Your task is to reproduce the material exactly.

──────────

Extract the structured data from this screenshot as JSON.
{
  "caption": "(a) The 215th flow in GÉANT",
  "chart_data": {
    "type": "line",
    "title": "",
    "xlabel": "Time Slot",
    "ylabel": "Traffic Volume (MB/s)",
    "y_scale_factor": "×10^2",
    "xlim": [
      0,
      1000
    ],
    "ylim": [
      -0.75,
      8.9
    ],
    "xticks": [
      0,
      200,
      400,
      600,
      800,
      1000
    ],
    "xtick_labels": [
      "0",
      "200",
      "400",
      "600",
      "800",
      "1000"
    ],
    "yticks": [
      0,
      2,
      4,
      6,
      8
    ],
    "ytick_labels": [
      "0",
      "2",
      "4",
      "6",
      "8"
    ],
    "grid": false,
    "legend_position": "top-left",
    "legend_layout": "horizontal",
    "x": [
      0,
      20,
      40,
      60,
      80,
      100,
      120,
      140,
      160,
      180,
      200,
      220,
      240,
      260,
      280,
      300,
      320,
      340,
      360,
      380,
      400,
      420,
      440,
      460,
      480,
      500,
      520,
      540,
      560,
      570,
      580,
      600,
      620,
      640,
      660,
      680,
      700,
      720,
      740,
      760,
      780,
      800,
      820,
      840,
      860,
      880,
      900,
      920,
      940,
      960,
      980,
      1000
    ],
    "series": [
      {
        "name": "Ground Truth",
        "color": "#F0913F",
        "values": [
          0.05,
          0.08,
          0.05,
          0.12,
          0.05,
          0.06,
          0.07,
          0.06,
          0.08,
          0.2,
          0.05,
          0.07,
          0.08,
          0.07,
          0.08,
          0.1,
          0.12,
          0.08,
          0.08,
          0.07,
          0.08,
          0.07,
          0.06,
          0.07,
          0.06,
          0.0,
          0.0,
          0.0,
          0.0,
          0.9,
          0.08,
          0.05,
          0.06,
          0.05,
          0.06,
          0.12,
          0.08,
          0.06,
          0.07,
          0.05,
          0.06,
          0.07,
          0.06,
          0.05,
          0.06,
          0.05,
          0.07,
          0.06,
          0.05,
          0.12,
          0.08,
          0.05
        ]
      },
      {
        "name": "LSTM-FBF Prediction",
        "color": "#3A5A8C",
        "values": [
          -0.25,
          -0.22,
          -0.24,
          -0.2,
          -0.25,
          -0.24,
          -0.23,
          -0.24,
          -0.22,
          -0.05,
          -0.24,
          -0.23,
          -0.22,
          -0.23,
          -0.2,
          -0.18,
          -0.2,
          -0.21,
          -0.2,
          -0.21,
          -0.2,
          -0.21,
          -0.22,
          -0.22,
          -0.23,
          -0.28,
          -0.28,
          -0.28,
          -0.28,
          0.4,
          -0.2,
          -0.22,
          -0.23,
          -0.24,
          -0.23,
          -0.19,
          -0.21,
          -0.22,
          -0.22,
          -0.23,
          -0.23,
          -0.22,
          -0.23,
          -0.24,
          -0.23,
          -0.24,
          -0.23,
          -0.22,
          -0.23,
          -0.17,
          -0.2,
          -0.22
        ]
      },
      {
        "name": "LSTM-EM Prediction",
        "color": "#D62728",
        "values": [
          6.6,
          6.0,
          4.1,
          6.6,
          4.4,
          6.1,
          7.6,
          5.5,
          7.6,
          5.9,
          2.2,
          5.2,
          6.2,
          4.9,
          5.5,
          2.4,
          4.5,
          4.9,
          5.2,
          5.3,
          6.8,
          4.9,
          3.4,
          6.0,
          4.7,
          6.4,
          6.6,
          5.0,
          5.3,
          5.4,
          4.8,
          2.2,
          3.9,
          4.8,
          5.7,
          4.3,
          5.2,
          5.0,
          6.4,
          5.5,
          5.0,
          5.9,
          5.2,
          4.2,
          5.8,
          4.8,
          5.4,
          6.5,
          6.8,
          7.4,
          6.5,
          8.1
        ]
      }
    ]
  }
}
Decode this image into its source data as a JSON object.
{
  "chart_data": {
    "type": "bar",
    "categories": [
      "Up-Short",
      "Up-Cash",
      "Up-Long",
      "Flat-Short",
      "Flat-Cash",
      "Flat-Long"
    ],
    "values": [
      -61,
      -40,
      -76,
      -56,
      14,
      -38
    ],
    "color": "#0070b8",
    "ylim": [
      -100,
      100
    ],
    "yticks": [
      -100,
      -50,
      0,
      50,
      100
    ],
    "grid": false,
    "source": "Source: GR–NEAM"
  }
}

──────────

◆ **Full solution**
Extract the structured data from this screenshot as JSON.
{
  "caption": "(a) The 215th flow in GÉANT",
  "chart_data": {
    "type": "line",
    "title": "",
    "xlabel": "Time Slot",
    "ylabel": "Traffic Volume (MB/s)",
    "y_scale_factor": "×10^2",
    "xlim": [
      0,
      1000
    ],
    "ylim": [
      -0.75,
      8.9
    ],
    "xticks": [
      0,
      200,
      400,
      600,
      800,
      1000
    ],
    "xtick_labels": [
      "0",
      "200",
      "400",
      "600",
      "800",
      "1000"
    ],
    "yticks": [
      0,
      2,
      4,
      6,
      8
    ],
    "ytick_labels": [
      "0",
      "2",
      "4",
      "6",
      "8"
    ],
    "grid": false,
    "legend_position": "top-left",
    "legend_layout": "horizontal",
    "x": [
      0,
      20,
      40,
      60,
      80,
      100,
      120,
      140,
      160,
      180,
      200,
      220,
      240,
      260,
      280,
      300,
      320,
      340,
      360,
      380,
      400,
      420,
      440,
      460,
      480,
      500,
      520,
      540,
      560,
      570,
      580,
      600,
      620,
      640,
      660,
      680,
      700,
      720,
      740,
      760,
      780,
      800,
      820,
      840,
      860,
      880,
      900,
      920,
      940,
      960,
      980,
      1000
    ],
    "series": [
      {
        "name": "Ground Truth",
        "color": "#F0913F",
        "values": [
          0.05,
          0.08,
          0.05,
          0.12,
          0.05,
          0.06,
          0.07,
          0.06,
          0.08,
          0.2,
          0.05,
          0.07,
          0.08,
          0.07,
          0.08,
          0.1,
          0.12,
          0.08,
          0.08,
          0.07,
          0.08,
          0.07,
          0.06,
          0.07,
          0.06,
          0.0,
          0.0,
          0.0,
          0.0,
          0.9,
          0.08,
          0.05,
          0.06,
          0.05,
          0.06,
          0.12,
          0.08,
          0.06,
          0.07,
          0.05,
          0.06,
          0.07,
          0.06,
          0.05,
          0.06,
          0.05,
          0.07,
          0.06,
          0.05,
          0.12,
          0.08,
          0.05
        ]
      },
      {
        "name": "LSTM-FBF Prediction",
        "color": "#3A5A8C",
        "values": [
          -0.25,
          -0.22,
          -0.24,
          -0.2,
          -0.25,
          -0.24,
          -0.23,
          -0.24,
          -0.22,
          -0.05,
          -0.24,
          -0.23,
          -0.22,
          -0.23,
          -0.2,
          -0.18,
          -0.2,
          -0.21,
          -0.2,
          -0.21,
          -0.2,
          -0.21,
          -0.22,
          -0.22,
          -0.23,
          -0.28,
          -0.28,
          -0.28,
          -0.28,
          0.4,
          -0.2,
          -0.22,
          -0.23,
          -0.24,
          -0.23,
          -0.19,
          -0.21,
          -0.22,
          -0.22,
          -0.23,
          -0.23,
          -0.22,
          -0.23,
          -0.24,
          -0.23,
          -0.24,
          -0.23,
          -0.22,
          -0.23,
          -0.17,
          -0.2,
          -0.22
        ]
      },
      {
        "name": "LSTM-EM Prediction",
        "color": "#D62728",
        "values": [
          6.6,
          6.0,
          4.1,
          6.6,
          4.4,
          6.1,
          7.6,
          5.5,
          7.6,
          5.9,
          2.2,
          5.2,
          6.2,
          4.9,
          5.5,
          2.4,
          4.5,
          4.9,
          5.2,
          5.3,
          6.8,
          4.9,
          3.4,
          6.0,
          4.7,
          6.4,
          6.6,
          5.0,
          5.3,
          5.4,
          4.8,
          2.2,
          3.9,
          4.8,
          5.7,
          4.3,
          5.2,
          5.0,
          6.4,
          5.5,
          5.0,
          5.9,
          5.2,
          4.2,
          5.8,
          4.8,
          5.4,
          6.5,
          6.8,
          7.4,
          6.5,
          8.1
        ]
      }
    ]
  }
}
Decode this image into its source data as a JSON object.
{
  "chart_data": {
    "type": "bar",
    "categories": [
      "Up-Short",
      "Up-Cash",
      "Up-Long",
      "Flat-Short",
      "Flat-Cash",
      "Flat-Long"
    ],
    "values": [
      -61,
      -40,
      -76,
      -56,
      14,
      -38
    ],
    "color": "#0070b8",
    "ylim": [
      -100,
      100
    ],
    "yticks": [
      -100,
      -50,
      0,
      50,
      100
    ],
    "grid": false,
    "source": "Source: GR–NEAM"
  }
}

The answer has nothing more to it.